<<<<

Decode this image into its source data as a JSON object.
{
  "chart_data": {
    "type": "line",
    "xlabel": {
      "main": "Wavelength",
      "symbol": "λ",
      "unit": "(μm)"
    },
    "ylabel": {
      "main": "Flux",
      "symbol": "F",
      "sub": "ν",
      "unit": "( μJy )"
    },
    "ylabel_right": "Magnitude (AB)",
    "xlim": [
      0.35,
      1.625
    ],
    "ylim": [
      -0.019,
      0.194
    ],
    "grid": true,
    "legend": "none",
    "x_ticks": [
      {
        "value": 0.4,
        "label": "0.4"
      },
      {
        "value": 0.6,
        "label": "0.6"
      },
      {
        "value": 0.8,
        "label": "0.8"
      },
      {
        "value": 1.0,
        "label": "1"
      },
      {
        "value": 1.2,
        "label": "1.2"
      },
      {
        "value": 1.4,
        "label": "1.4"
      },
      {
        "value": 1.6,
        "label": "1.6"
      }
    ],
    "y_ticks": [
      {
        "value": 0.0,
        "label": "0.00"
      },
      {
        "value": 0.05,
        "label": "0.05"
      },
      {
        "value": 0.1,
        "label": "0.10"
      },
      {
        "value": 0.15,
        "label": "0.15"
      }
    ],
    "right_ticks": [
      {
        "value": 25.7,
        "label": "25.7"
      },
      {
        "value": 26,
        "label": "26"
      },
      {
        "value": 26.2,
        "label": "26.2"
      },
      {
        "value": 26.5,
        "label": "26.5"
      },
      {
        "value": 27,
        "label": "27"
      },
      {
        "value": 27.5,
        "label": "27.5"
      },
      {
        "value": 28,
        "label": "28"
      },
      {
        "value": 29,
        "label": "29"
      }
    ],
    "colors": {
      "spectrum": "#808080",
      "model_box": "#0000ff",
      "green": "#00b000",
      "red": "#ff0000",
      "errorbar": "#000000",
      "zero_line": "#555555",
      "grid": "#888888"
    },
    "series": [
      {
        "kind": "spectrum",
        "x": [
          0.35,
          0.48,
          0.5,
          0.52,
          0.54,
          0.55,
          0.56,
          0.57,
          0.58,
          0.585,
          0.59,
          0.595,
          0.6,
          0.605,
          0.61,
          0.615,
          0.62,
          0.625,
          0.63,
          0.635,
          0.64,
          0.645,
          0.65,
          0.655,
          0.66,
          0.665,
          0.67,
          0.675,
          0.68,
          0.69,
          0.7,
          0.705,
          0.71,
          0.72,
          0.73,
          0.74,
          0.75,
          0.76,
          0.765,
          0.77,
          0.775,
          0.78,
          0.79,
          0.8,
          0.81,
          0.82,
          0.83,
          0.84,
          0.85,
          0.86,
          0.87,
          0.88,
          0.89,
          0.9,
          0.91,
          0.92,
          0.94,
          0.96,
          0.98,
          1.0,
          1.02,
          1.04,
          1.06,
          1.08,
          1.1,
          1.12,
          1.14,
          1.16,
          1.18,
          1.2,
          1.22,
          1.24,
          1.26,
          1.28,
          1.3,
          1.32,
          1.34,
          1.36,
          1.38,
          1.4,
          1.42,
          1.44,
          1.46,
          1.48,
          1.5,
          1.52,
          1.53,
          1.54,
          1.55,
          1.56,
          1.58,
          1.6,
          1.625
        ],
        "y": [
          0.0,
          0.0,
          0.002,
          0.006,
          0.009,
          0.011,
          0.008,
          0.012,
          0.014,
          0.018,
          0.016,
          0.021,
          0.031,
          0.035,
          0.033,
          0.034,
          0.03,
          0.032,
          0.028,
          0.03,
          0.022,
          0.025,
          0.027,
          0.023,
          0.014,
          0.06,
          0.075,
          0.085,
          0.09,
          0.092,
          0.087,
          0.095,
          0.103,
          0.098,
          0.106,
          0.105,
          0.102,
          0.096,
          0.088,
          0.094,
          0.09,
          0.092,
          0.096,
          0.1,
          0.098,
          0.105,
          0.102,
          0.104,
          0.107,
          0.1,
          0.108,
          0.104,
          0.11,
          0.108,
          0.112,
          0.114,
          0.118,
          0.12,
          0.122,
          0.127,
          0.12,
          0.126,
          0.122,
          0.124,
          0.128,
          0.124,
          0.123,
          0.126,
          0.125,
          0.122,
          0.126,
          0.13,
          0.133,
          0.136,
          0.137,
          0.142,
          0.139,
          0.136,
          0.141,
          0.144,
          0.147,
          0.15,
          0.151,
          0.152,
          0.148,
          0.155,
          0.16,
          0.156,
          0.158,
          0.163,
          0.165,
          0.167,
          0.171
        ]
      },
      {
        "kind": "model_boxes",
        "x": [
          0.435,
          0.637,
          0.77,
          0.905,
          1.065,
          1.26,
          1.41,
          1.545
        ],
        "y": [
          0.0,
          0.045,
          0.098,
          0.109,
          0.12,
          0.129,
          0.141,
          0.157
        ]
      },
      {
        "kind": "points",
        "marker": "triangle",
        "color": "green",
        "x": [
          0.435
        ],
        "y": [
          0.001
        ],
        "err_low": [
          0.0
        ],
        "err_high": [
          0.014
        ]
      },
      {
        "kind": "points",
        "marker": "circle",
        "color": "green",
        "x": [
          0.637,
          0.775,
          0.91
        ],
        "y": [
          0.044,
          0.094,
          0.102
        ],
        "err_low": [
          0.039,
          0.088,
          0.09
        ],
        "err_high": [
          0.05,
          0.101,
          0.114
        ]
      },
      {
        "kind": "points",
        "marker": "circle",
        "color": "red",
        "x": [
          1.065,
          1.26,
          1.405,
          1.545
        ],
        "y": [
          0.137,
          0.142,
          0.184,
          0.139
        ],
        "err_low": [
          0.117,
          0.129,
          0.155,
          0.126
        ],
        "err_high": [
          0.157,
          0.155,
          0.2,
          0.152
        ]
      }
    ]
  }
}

>>>>
<<<<

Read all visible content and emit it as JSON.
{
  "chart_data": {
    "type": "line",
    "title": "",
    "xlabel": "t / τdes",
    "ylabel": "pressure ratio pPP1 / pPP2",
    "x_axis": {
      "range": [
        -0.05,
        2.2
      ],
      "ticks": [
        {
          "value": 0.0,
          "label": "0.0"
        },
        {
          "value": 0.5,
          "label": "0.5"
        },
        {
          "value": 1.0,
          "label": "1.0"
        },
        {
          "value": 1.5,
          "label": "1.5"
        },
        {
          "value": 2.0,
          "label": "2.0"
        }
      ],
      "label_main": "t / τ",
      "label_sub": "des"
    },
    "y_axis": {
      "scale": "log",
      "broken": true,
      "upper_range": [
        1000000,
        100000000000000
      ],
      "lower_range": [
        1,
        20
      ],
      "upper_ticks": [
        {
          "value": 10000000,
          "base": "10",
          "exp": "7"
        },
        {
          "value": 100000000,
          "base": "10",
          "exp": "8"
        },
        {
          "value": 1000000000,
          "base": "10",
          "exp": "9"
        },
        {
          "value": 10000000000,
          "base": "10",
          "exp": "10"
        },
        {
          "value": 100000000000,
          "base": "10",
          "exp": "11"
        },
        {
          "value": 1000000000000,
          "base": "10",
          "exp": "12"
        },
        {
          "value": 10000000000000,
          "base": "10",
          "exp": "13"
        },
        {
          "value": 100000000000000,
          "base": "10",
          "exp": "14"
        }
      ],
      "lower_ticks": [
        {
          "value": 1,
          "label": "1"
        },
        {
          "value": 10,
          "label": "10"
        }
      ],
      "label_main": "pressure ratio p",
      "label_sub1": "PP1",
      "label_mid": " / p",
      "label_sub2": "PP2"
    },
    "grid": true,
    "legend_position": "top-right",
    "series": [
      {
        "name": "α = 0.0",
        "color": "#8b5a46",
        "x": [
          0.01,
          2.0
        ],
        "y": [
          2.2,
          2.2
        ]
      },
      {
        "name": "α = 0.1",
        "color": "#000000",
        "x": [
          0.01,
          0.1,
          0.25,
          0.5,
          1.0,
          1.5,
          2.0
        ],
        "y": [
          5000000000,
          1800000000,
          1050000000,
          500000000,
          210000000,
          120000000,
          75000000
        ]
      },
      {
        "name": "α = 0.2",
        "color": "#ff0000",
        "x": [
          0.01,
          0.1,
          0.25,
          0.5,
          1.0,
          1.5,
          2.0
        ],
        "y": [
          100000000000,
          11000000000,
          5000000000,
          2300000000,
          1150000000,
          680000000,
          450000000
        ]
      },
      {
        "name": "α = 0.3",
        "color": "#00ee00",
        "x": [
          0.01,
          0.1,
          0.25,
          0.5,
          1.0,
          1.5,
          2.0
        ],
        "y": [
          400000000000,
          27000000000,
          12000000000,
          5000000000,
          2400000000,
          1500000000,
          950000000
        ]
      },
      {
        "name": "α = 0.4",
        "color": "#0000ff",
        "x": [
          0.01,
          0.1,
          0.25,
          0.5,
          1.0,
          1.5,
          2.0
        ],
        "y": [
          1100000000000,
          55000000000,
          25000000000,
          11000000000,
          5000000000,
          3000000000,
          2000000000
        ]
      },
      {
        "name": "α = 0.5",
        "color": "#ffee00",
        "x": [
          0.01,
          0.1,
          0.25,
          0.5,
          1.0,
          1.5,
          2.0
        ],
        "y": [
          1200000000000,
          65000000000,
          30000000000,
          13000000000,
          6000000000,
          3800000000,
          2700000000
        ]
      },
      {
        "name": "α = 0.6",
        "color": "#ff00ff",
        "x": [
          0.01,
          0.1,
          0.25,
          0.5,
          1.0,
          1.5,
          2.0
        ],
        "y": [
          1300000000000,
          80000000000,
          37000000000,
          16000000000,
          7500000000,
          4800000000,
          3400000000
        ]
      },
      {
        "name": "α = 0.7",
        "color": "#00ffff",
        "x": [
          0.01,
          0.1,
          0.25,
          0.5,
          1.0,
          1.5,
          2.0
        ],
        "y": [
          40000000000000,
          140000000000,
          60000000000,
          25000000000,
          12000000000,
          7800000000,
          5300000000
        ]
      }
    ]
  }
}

>>>>
<<<<

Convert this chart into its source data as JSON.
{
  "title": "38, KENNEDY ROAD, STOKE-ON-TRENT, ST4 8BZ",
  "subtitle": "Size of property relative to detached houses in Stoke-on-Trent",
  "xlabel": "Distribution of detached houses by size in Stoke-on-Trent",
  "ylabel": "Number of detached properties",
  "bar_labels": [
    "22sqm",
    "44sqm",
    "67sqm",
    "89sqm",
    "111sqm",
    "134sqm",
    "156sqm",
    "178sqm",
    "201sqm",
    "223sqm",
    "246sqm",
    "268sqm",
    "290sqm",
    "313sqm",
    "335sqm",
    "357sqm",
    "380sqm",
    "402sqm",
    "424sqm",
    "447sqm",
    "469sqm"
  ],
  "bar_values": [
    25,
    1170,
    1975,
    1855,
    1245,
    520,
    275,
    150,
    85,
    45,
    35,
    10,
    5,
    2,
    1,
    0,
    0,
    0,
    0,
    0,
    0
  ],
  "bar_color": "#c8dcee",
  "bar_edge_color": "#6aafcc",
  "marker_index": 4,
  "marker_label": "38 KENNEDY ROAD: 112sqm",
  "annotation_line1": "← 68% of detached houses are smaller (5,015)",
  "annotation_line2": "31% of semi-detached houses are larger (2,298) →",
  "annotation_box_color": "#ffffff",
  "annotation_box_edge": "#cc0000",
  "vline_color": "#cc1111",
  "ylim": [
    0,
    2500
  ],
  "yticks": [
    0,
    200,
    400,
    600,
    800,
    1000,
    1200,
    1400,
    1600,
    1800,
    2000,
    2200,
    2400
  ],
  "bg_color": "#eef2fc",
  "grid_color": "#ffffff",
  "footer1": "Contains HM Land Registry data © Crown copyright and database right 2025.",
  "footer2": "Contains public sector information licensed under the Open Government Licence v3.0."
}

>>>>

Search the records for the word "this". Copy every line that has it.

Decode this image into its source data as a JSON object.
Convert this chart into its source data as JSON.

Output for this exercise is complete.